§ Task:
Find every line of the listing below where "label" appears, and copy it.

§ Supplied entries:
====
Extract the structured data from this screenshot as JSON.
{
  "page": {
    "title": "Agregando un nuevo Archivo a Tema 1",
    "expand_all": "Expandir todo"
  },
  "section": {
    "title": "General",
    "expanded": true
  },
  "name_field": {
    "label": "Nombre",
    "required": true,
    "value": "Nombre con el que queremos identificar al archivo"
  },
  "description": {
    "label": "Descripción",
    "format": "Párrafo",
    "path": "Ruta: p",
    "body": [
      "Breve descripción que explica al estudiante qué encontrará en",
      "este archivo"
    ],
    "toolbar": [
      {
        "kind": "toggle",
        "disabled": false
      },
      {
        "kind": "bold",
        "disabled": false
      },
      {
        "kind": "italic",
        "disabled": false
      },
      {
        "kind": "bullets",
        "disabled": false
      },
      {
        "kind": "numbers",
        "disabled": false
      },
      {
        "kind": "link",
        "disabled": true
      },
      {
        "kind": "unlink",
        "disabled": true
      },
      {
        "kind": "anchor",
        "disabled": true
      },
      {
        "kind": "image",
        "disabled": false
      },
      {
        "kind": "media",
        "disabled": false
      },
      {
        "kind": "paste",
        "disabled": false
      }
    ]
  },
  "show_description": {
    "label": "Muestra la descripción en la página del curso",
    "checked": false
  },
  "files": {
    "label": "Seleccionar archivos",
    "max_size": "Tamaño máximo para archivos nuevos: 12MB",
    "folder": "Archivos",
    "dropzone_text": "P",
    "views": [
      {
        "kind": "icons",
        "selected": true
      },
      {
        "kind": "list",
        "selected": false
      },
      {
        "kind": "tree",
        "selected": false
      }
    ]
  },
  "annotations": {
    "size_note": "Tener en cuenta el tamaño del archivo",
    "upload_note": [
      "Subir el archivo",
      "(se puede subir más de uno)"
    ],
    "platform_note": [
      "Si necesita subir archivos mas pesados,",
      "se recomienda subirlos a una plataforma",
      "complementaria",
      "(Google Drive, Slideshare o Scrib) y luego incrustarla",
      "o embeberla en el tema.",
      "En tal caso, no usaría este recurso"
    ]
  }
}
====
§ Solved exercise:
    "label": "Nombre",
    "label": "Descripción",
    "label": "Muestra la descripción en la página del curso",
    "label": "Seleccionar archivos",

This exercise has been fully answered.